Lines of data:
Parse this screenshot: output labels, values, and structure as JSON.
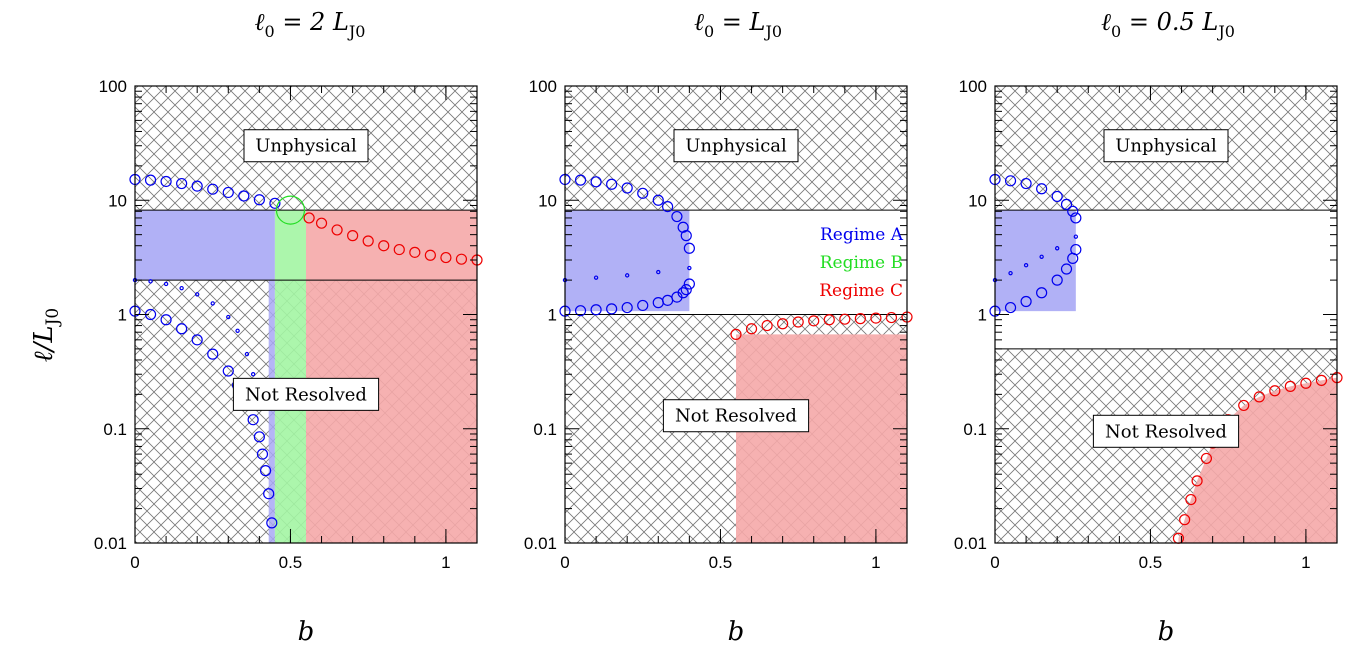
{
  "chart_data": {
    "type": "scatter",
    "ylabel": "ℓ/L_J0",
    "yscale": "log",
    "ylim": [
      0.01,
      100
    ],
    "yticks": [
      "0.01",
      "0.1",
      "1",
      "10",
      "100"
    ],
    "grid": false,
    "legend_position": "center-right (middle panel)",
    "legend": [
      {
        "name": "Regime A",
        "color": "#0000ee"
      },
      {
        "name": "Regime B",
        "color": "#22dd22"
      },
      {
        "name": "Regime C",
        "color": "#ee0000"
      }
    ],
    "colors": {
      "regime_a_fill": "#a8a8f5",
      "regime_b_fill": "#a3f5a3",
      "regime_c_fill": "#f5a8a8",
      "hatch": "#777777"
    },
    "region_labels": {
      "top": "Unphysical",
      "bottom": "Not Resolved"
    },
    "panels": [
      {
        "title_main": "ℓ",
        "title_sub": "0",
        "title_rest": " = 2 L",
        "title_unit_sub": "J0",
        "xlabel": "b",
        "xlim": [
          0,
          1.1
        ],
        "xticks": [
          "0",
          "0.5",
          "1"
        ],
        "unphysical_above": 8.2,
        "resolved_below": 2.0,
        "regime_a_fill": {
          "from": 0,
          "to": 0.45,
          "y_low": 2.0,
          "y_high": 8.2
        },
        "regime_b_fill": {
          "from": 0.45,
          "to": 0.55
        },
        "regime_c_fill": {
          "from": 0.55,
          "to": 1.1
        },
        "regime_a_upper": {
          "x": [
            0,
            0.05,
            0.1,
            0.15,
            0.2,
            0.25,
            0.3,
            0.35,
            0.4,
            0.45
          ],
          "y": [
            15.2,
            15.0,
            14.6,
            14.0,
            13.3,
            12.5,
            11.7,
            10.9,
            10.1,
            9.4
          ]
        },
        "regime_a_lower": {
          "x": [
            0,
            0.05,
            0.1,
            0.15,
            0.2,
            0.25,
            0.3,
            0.33,
            0.36,
            0.38,
            0.4,
            0.41,
            0.42,
            0.43,
            0.44
          ],
          "y": [
            1.07,
            1.0,
            0.9,
            0.75,
            0.6,
            0.45,
            0.32,
            0.24,
            0.17,
            0.12,
            0.085,
            0.06,
            0.043,
            0.027,
            0.015
          ]
        },
        "regime_a_middle": {
          "x": [
            0,
            0.05,
            0.1,
            0.15,
            0.2,
            0.25,
            0.3,
            0.33,
            0.36,
            0.38,
            0.4
          ],
          "y": [
            2.0,
            1.95,
            1.85,
            1.7,
            1.5,
            1.25,
            0.95,
            0.72,
            0.45,
            0.3,
            0.2
          ]
        },
        "regime_b_point": {
          "x": [
            0.5
          ],
          "y": [
            8.2
          ]
        },
        "regime_c": {
          "x": [
            0.56,
            0.6,
            0.65,
            0.7,
            0.75,
            0.8,
            0.85,
            0.9,
            0.95,
            1.0,
            1.05,
            1.1
          ],
          "y": [
            7.0,
            6.3,
            5.5,
            4.9,
            4.4,
            4.0,
            3.7,
            3.5,
            3.3,
            3.15,
            3.05,
            3.0
          ]
        },
        "unphysical_box": {
          "x": 0.55,
          "y": 30
        },
        "not_resolved_box": {
          "x": 0.55,
          "y": 0.2
        }
      },
      {
        "title_main": "ℓ",
        "title_sub": "0",
        "title_rest": " = L",
        "title_unit_sub": "J0",
        "xlabel": "b",
        "xlim": [
          0,
          1.1
        ],
        "xticks": [
          "0",
          "0.5",
          "1"
        ],
        "unphysical_above": 8.2,
        "resolved_below": 1.0,
        "regime_a_fill": {
          "from": 0,
          "to": 0.4,
          "y_low": 1.0,
          "y_high": 8.2
        },
        "regime_c_fill": {
          "from": 0.55,
          "to": 1.1
        },
        "regime_a_upper": {
          "x": [
            0,
            0.05,
            0.1,
            0.15,
            0.2,
            0.25,
            0.3,
            0.33,
            0.36,
            0.38,
            0.39,
            0.4
          ],
          "y": [
            15.2,
            15.0,
            14.5,
            13.8,
            12.8,
            11.5,
            10.0,
            8.8,
            7.2,
            5.8,
            4.9,
            3.8
          ]
        },
        "regime_a_lower": {
          "x": [
            0,
            0.05,
            0.1,
            0.15,
            0.2,
            0.25,
            0.3,
            0.33,
            0.36,
            0.38,
            0.39,
            0.4
          ],
          "y": [
            1.07,
            1.08,
            1.1,
            1.12,
            1.15,
            1.2,
            1.27,
            1.33,
            1.42,
            1.55,
            1.65,
            1.85
          ]
        },
        "regime_a_middle": {
          "x": [
            0,
            0.1,
            0.2,
            0.3,
            0.4
          ],
          "y": [
            2.0,
            2.1,
            2.2,
            2.35,
            2.55
          ]
        },
        "regime_c": {
          "x": [
            0.55,
            0.6,
            0.65,
            0.7,
            0.75,
            0.8,
            0.85,
            0.9,
            0.95,
            1.0,
            1.05,
            1.1
          ],
          "y": [
            0.67,
            0.75,
            0.8,
            0.83,
            0.86,
            0.88,
            0.9,
            0.91,
            0.92,
            0.93,
            0.94,
            0.95
          ]
        },
        "unphysical_box": {
          "x": 0.55,
          "y": 30
        },
        "not_resolved_box": {
          "x": 0.55,
          "y": 0.13
        }
      },
      {
        "title_main": "ℓ",
        "title_sub": "0",
        "title_rest": " = 0.5 L",
        "title_unit_sub": "J0",
        "xlabel": "b",
        "xlim": [
          0,
          1.1
        ],
        "xticks": [
          "0",
          "0.5",
          "1"
        ],
        "unphysical_above": 8.2,
        "resolved_below": 0.5,
        "regime_a_fill": {
          "from": 0,
          "to": 0.26,
          "y_low": 1.07,
          "y_high": 8.2
        },
        "regime_a_upper": {
          "x": [
            0,
            0.05,
            0.1,
            0.15,
            0.2,
            0.23,
            0.25,
            0.26
          ],
          "y": [
            15.2,
            14.8,
            14.0,
            12.6,
            10.8,
            9.2,
            8.0,
            7.0
          ]
        },
        "regime_a_lower": {
          "x": [
            0,
            0.05,
            0.1,
            0.15,
            0.2,
            0.23,
            0.25,
            0.26
          ],
          "y": [
            1.07,
            1.15,
            1.3,
            1.55,
            2.0,
            2.5,
            3.1,
            3.7
          ]
        },
        "regime_a_middle": {
          "x": [
            0,
            0.05,
            0.1,
            0.15,
            0.2,
            0.26
          ],
          "y": [
            2.0,
            2.3,
            2.7,
            3.2,
            3.8,
            4.8
          ]
        },
        "regime_c": {
          "x": [
            0.59,
            0.61,
            0.63,
            0.65,
            0.68,
            0.7,
            0.75,
            0.8,
            0.85,
            0.9,
            0.95,
            1.0,
            1.05,
            1.1
          ],
          "y": [
            0.011,
            0.016,
            0.024,
            0.035,
            0.055,
            0.075,
            0.12,
            0.16,
            0.19,
            0.215,
            0.235,
            0.25,
            0.265,
            0.28
          ]
        },
        "unphysical_box": {
          "x": 0.55,
          "y": 30
        },
        "not_resolved_box": {
          "x": 0.55,
          "y": 0.095
        }
      }
    ]
  }
}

#### Request
Please repeat the entries exactly. Do not include the pictures.

#### The answer
Parse this screenshot: output labels, values, and structure as JSON.
{
  "chart_data": {
    "type": "scatter",
    "ylabel": "ℓ/L_J0",
    "yscale": "log",
    "ylim": [
      0.01,
      100
    ],
    "yticks": [
      "0.01",
      "0.1",
      "1",
      "10",
      "100"
    ],
    "grid": false,
    "legend_position": "center-right (middle panel)",
    "legend": [
      {
        "name": "Regime A",
        "color": "#0000ee"
      },
      {
        "name": "Regime B",
        "color": "#22dd22"
      },
      {
        "name": "Regime C",
        "color": "#ee0000"
      }
    ],
    "colors": {
      "regime_a_fill": "#a8a8f5",
      "regime_b_fill": "#a3f5a3",
      "regime_c_fill": "#f5a8a8",
      "hatch": "#777777"
    },
    "region_labels": {
      "top": "Unphysical",
      "bottom": "Not Resolved"
    },
    "panels": [
      {
        "title_main": "ℓ",
        "title_sub": "0",
        "title_rest": " = 2 L",
        "title_unit_sub": "J0",
        "xlabel": "b",
        "xlim": [
          0,
          1.1
        ],
        "xticks": [
          "0",
          "0.5",
          "1"
        ],
        "unphysical_above": 8.2,
        "resolved_below": 2.0,
        "regime_a_fill": {
          "from": 0,
          "to": 0.45,
          "y_low": 2.0,
          "y_high": 8.2
        },
        "regime_b_fill": {
          "from": 0.45,
          "to": 0.55
        },
        "regime_c_fill": {
          "from": 0.55,
          "to": 1.1
        },
        "regime_a_upper": {
          "x": [
            0,
            0.05,
            0.1,
            0.15,
            0.2,
            0.25,
            0.3,
            0.35,
            0.4,
            0.45
          ],
          "y": [
            15.2,
            15.0,
            14.6,
            14.0,
            13.3,
            12.5,
            11.7,
            10.9,
            10.1,
            9.4
          ]
        },
        "regime_a_lower": {
          "x": [
            0,
            0.05,
            0.1,
            0.15,
            0.2,
            0.25,
            0.3,
            0.33,
            0.36,
            0.38,
            0.4,
            0.41,
            0.42,
            0.43,
            0.44
          ],
          "y": [
            1.07,
            1.0,
            0.9,
            0.75,
            0.6,
            0.45,
            0.32,
            0.24,
            0.17,
            0.12,
            0.085,
            0.06,
            0.043,
            0.027,
            0.015
          ]
        },
        "regime_a_middle": {
          "x": [
            0,
            0.05,
            0.1,
            0.15,
            0.2,
            0.25,
            0.3,
            0.33,
            0.36,
            0.38,
            0.4
          ],
          "y": [
            2.0,
            1.95,
            1.85,
            1.7,
            1.5,
            1.25,
            0.95,
            0.72,
            0.45,
            0.3,
            0.2
          ]
        },
        "regime_b_point": {
          "x": [
            0.5
          ],
          "y": [
            8.2
          ]
        },
        "regime_c": {
          "x": [
            0.56,
            0.6,
            0.65,
            0.7,
            0.75,
            0.8,
            0.85,
            0.9,
            0.95,
            1.0,
            1.05,
            1.1
          ],
          "y": [
            7.0,
            6.3,
            5.5,
            4.9,
            4.4,
            4.0,
            3.7,
            3.5,
            3.3,
            3.15,
            3.05,
            3.0
          ]
        },
        "unphysical_box": {
          "x": 0.55,
          "y": 30
        },
        "not_resolved_box": {
          "x": 0.55,
          "y": 0.2
        }
      },
      {
        "title_main": "ℓ",
        "title_sub": "0",
        "title_rest": " = L",
        "title_unit_sub": "J0",
        "xlabel": "b",
        "xlim": [
          0,
          1.1
        ],
        "xticks": [
          "0",
          "0.5",
          "1"
        ],
        "unphysical_above": 8.2,
        "resolved_below": 1.0,
        "regime_a_fill": {
          "from": 0,
          "to": 0.4,
          "y_low": 1.0,
          "y_high": 8.2
        },
        "regime_c_fill": {
          "from": 0.55,
          "to": 1.1
        },
        "regime_a_upper": {
          "x": [
            0,
            0.05,
            0.1,
            0.15,
            0.2,
            0.25,
            0.3,
            0.33,
            0.36,
            0.38,
            0.39,
            0.4
          ],
          "y": [
            15.2,
            15.0,
            14.5,
            13.8,
            12.8,
            11.5,
            10.0,
            8.8,
            7.2,
            5.8,
            4.9,
            3.8
          ]
        },
        "regime_a_lower": {
          "x": [
            0,
            0.05,
            0.1,
            0.15,
            0.2,
            0.25,
            0.3,
            0.33,
            0.36,
            0.38,
            0.39,
            0.4
          ],
          "y": [
            1.07,
            1.08,
            1.1,
            1.12,
            1.15,
            1.2,
            1.27,
            1.33,
            1.42,
            1.55,
            1.65,
            1.85
          ]
        },
        "regime_a_middle": {
          "x": [
            0,
            0.1,
            0.2,
            0.3,
            0.4
          ],
          "y": [
            2.0,
            2.1,
            2.2,
            2.35,
            2.55
          ]
        },
        "regime_c": {
          "x": [
            0.55,
            0.6,
            0.65,
            0.7,
            0.75,
            0.8,
            0.85,
            0.9,
            0.95,
            1.0,
            1.05,
            1.1
          ],
          "y": [
            0.67,
            0.75,
            0.8,
            0.83,
            0.86,
            0.88,
            0.9,
            0.91,
            0.92,
            0.93,
            0.94,
            0.95
          ]
        },
        "unphysical_box": {
          "x": 0.55,
          "y": 30
        },
        "not_resolved_box": {
          "x": 0.55,
          "y": 0.13
        }
      },
      {
        "title_main": "ℓ",
        "title_sub": "0",
        "title_rest": " = 0.5 L",
        "title_unit_sub": "J0",
        "xlabel": "b",
        "xlim": [
          0,
          1.1
        ],
        "xticks": [
          "0",
          "0.5",
          "1"
        ],
        "unphysical_above": 8.2,
        "resolved_below": 0.5,
        "regime_a_fill": {
          "from": 0,
          "to": 0.26,
          "y_low": 1.07,
          "y_high": 8.2
        },
        "regime_a_upper": {
          "x": [
            0,
            0.05,
            0.1,
            0.15,
            0.2,
            0.23,
            0.25,
            0.26
          ],
          "y": [
            15.2,
            14.8,
            14.0,
            12.6,
            10.8,
            9.2,
            8.0,
            7.0
          ]
        },
        "regime_a_lower": {
          "x": [
            0,
            0.05,
            0.1,
            0.15,
            0.2,
            0.23,
            0.25,
            0.26
          ],
          "y": [
            1.07,
            1.15,
            1.3,
            1.55,
            2.0,
            2.5,
            3.1,
            3.7
          ]
        },
        "regime_a_middle": {
          "x": [
            0,
            0.05,
            0.1,
            0.15,
            0.2,
            0.26
          ],
          "y": [
            2.0,
            2.3,
            2.7,
            3.2,
            3.8,
            4.8
          ]
        },
        "regime_c": {
          "x": [
            0.59,
            0.61,
            0.63,
            0.65,
            0.68,
            0.7,
            0.75,
            0.8,
            0.85,
            0.9,
            0.95,
            1.0,
            1.05,
            1.1
          ],
          "y": [
            0.011,
            0.016,
            0.024,
            0.035,
            0.055,
            0.075,
            0.12,
            0.16,
            0.19,
            0.215,
            0.235,
            0.25,
            0.265,
            0.28
          ]
        },
        "unphysical_box": {
          "x": 0.55,
          "y": 30
        },
        "not_resolved_box": {
          "x": 0.55,
          "y": 0.095
        }
      }
    ]
  }
}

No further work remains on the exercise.